● **EXTRACTED MATERIAL**:
__________________________________________________

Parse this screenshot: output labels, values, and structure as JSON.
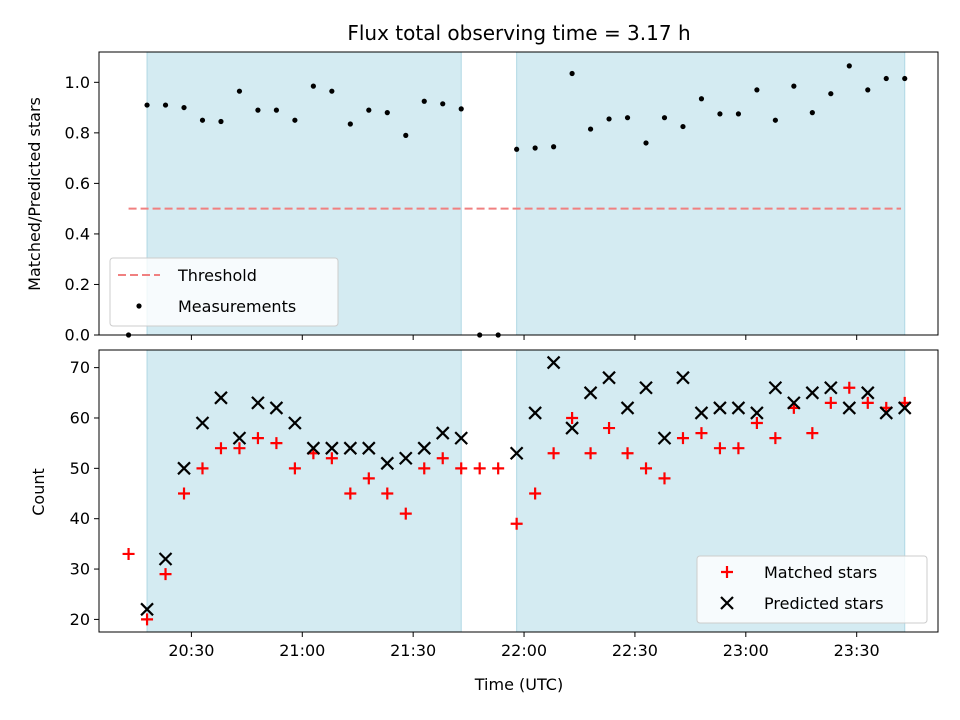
{
  "chart_data": {
    "title": "Flux total observing time = 3.17 h",
    "xlabel": "Time (UTC)",
    "xlim": [
      "20:05",
      "23:52"
    ],
    "x_ticks": [
      "20:30",
      "21:00",
      "21:30",
      "22:00",
      "22:30",
      "23:00",
      "23:30"
    ],
    "shaded_intervals": [
      {
        "start": "20:18",
        "end": "21:43",
        "color": "#d4ebf2"
      },
      {
        "start": "21:58",
        "end": "23:43",
        "color": "#d4ebf2"
      }
    ],
    "panels": [
      {
        "type": "scatter",
        "ylabel": "Matched/Predicted stars",
        "ylim": [
          0,
          1.12
        ],
        "y_ticks": [
          "0.0",
          "0.2",
          "0.4",
          "0.6",
          "0.8",
          "1.0"
        ],
        "legend": "lower-left",
        "threshold": {
          "name": "Threshold",
          "value": 0.5,
          "x_start": "20:13",
          "x_end": "23:42",
          "color": "#f08080"
        },
        "series": [
          {
            "name": "Measurements",
            "marker": "dot",
            "color": "#000000",
            "x": [
              "20:13",
              "20:18",
              "20:23",
              "20:28",
              "20:33",
              "20:38",
              "20:43",
              "20:48",
              "20:53",
              "20:58",
              "21:03",
              "21:08",
              "21:13",
              "21:18",
              "21:23",
              "21:28",
              "21:33",
              "21:38",
              "21:43",
              "21:48",
              "21:53",
              "21:58",
              "22:03",
              "22:08",
              "22:13",
              "22:18",
              "22:23",
              "22:28",
              "22:33",
              "22:38",
              "22:43",
              "22:48",
              "22:53",
              "22:58",
              "23:03",
              "23:08",
              "23:13",
              "23:18",
              "23:23",
              "23:28",
              "23:33",
              "23:38",
              "23:43"
            ],
            "y": [
              0.0,
              0.91,
              0.91,
              0.9,
              0.85,
              0.845,
              0.965,
              0.89,
              0.89,
              0.85,
              0.985,
              0.965,
              0.835,
              0.89,
              0.88,
              0.79,
              0.925,
              0.915,
              0.895,
              0.0,
              0.0,
              0.735,
              0.74,
              0.745,
              1.035,
              0.815,
              0.855,
              0.86,
              0.76,
              0.86,
              0.825,
              0.935,
              0.875,
              0.875,
              0.97,
              0.85,
              0.985,
              0.88,
              0.955,
              1.065,
              0.97,
              1.015,
              1.015
            ]
          }
        ]
      },
      {
        "type": "scatter",
        "ylabel": "Count",
        "ylim": [
          17.5,
          73.5
        ],
        "y_ticks": [
          "20",
          "30",
          "40",
          "50",
          "60",
          "70"
        ],
        "legend": "lower-right",
        "series": [
          {
            "name": "Matched stars",
            "marker": "plus",
            "color": "#ff0000",
            "x": [
              "20:13",
              "20:18",
              "20:23",
              "20:28",
              "20:33",
              "20:38",
              "20:43",
              "20:48",
              "20:53",
              "20:58",
              "21:03",
              "21:08",
              "21:13",
              "21:18",
              "21:23",
              "21:28",
              "21:33",
              "21:38",
              "21:43",
              "21:48",
              "21:53",
              "21:58",
              "22:03",
              "22:08",
              "22:13",
              "22:18",
              "22:23",
              "22:28",
              "22:33",
              "22:38",
              "22:43",
              "22:48",
              "22:53",
              "22:58",
              "23:03",
              "23:08",
              "23:13",
              "23:18",
              "23:23",
              "23:28",
              "23:33",
              "23:38",
              "23:43"
            ],
            "y": [
              33,
              20,
              29,
              45,
              50,
              54,
              54,
              56,
              55,
              50,
              53,
              52,
              45,
              48,
              45,
              41,
              50,
              52,
              50,
              50,
              50,
              39,
              45,
              53,
              60,
              53,
              58,
              53,
              50,
              48,
              56,
              57,
              54,
              54,
              59,
              56,
              62,
              57,
              63,
              66,
              63,
              62,
              63
            ]
          },
          {
            "name": "Predicted stars",
            "marker": "x",
            "color": "#000000",
            "x": [
              "20:18",
              "20:23",
              "20:28",
              "20:33",
              "20:38",
              "20:43",
              "20:48",
              "20:53",
              "20:58",
              "21:03",
              "21:08",
              "21:13",
              "21:18",
              "21:23",
              "21:28",
              "21:33",
              "21:38",
              "21:43",
              "21:58",
              "22:03",
              "22:08",
              "22:13",
              "22:18",
              "22:23",
              "22:28",
              "22:33",
              "22:38",
              "22:43",
              "22:48",
              "22:53",
              "22:58",
              "23:03",
              "23:08",
              "23:13",
              "23:18",
              "23:23",
              "23:28",
              "23:33",
              "23:38",
              "23:43"
            ],
            "y": [
              22,
              32,
              50,
              59,
              64,
              56,
              63,
              62,
              59,
              54,
              54,
              54,
              54,
              51,
              52,
              54,
              57,
              56,
              53,
              61,
              71,
              58,
              65,
              68,
              62,
              66,
              56,
              68,
              61,
              62,
              62,
              61,
              66,
              63,
              65,
              66,
              62,
              65,
              61,
              62
            ]
          }
        ]
      }
    ]
  }
}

__________________________________________________

● **OBJECTIVE**:
Go over the entries above and say how many lines hold the string "stars", with no other text.

● **SOLUTION**:
3